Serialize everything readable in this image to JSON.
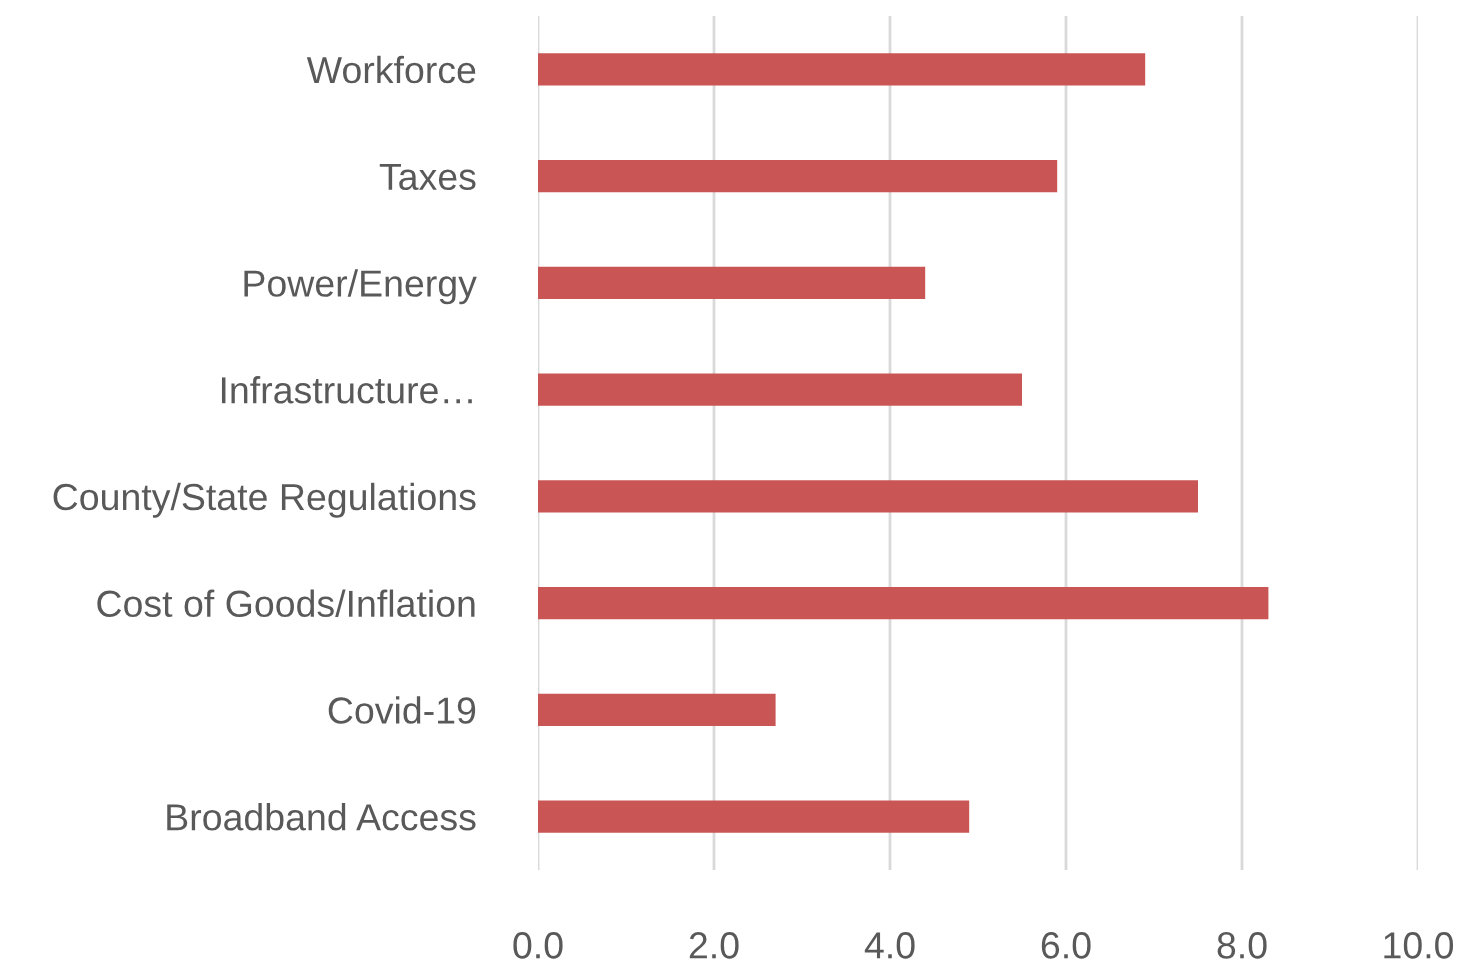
{
  "chart_data": {
    "type": "bar",
    "orientation": "horizontal",
    "categories": [
      "Workforce",
      "Taxes",
      "Power/Energy",
      "Infrastructure…",
      "County/State Regulations",
      "Cost of Goods/Inflation",
      "Covid-19",
      "Broadband Access"
    ],
    "values": [
      6.9,
      5.9,
      4.4,
      5.5,
      7.5,
      8.3,
      2.7,
      4.9
    ],
    "color": "#c95554",
    "xlim": [
      0,
      10
    ],
    "xticks": [
      {
        "value": 0,
        "label": "0.0"
      },
      {
        "value": 2,
        "label": "2.0"
      },
      {
        "value": 4,
        "label": "4.0"
      },
      {
        "value": 6,
        "label": "6.0"
      },
      {
        "value": 8,
        "label": "8.0"
      },
      {
        "value": 10,
        "label": "10.0"
      }
    ],
    "grid": "x"
  }
}
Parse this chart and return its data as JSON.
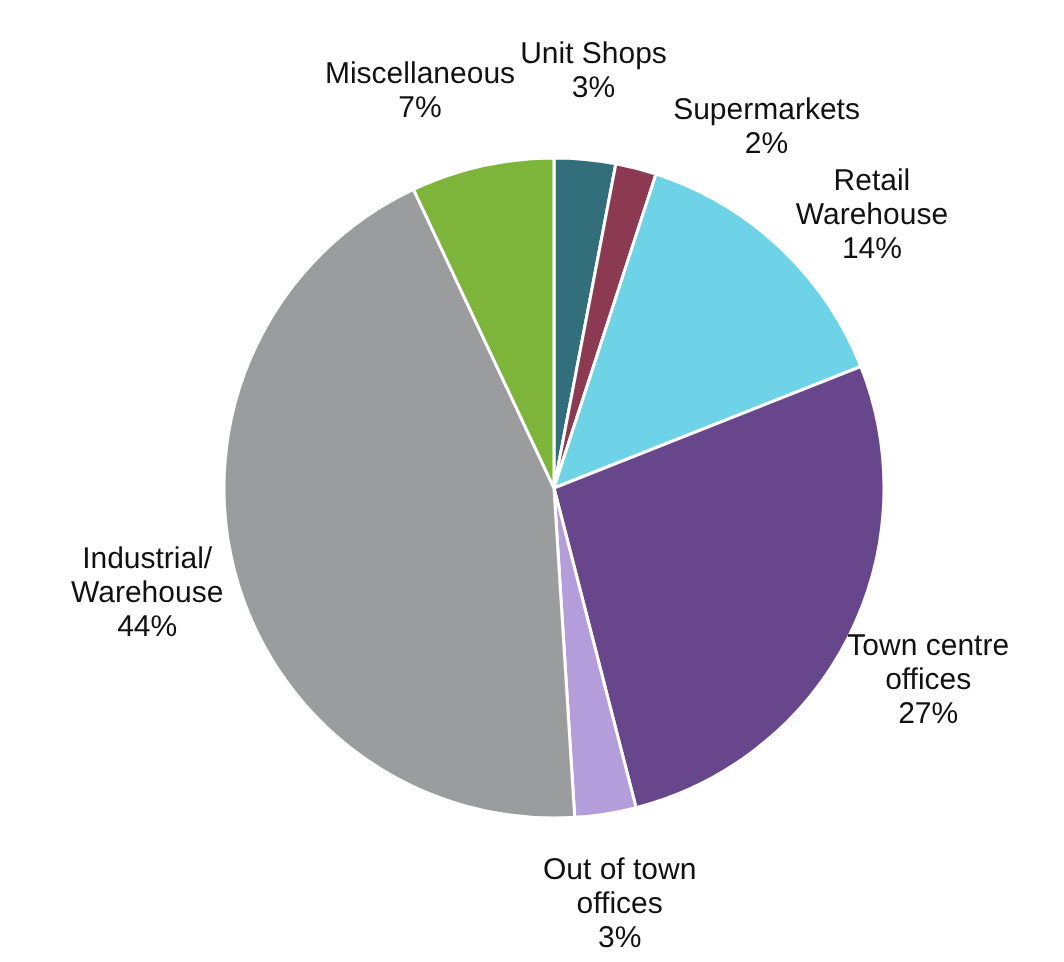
{
  "chart_data": {
    "type": "pie",
    "categories": [
      "Unit Shops",
      "Supermarkets",
      "Retail\nWarehouse",
      "Town centre\noffices",
      "Out of town\noffices",
      "Industrial/\nWarehouse",
      "Miscellaneous"
    ],
    "values": [
      3,
      2,
      14,
      27,
      3,
      44,
      7
    ],
    "value_labels": [
      "3%",
      "2%",
      "14%",
      "27%",
      "3%",
      "44%",
      "7%"
    ],
    "colors": [
      "#336e7b",
      "#8b3a52",
      "#6ed3e6",
      "#67468c",
      "#b39ddb",
      "#9b9c9e",
      "#7cb53a"
    ]
  }
}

• • •

### Directions for this task
With pictures omitted, reproduce exactly the lines from the line containing "Parse this chart and return its data as JSON." through the end of the data above.

### Solution to the exercise
Parse this chart and return its data as JSON.
{
  "chart_data": {
    "type": "pie",
    "categories": [
      "Unit Shops",
      "Supermarkets",
      "Retail\nWarehouse",
      "Town centre\noffices",
      "Out of town\noffices",
      "Industrial/\nWarehouse",
      "Miscellaneous"
    ],
    "values": [
      3,
      2,
      14,
      27,
      3,
      44,
      7
    ],
    "value_labels": [
      "3%",
      "2%",
      "14%",
      "27%",
      "3%",
      "44%",
      "7%"
    ],
    "colors": [
      "#336e7b",
      "#8b3a52",
      "#6ed3e6",
      "#67468c",
      "#b39ddb",
      "#9b9c9e",
      "#7cb53a"
    ]
  }
}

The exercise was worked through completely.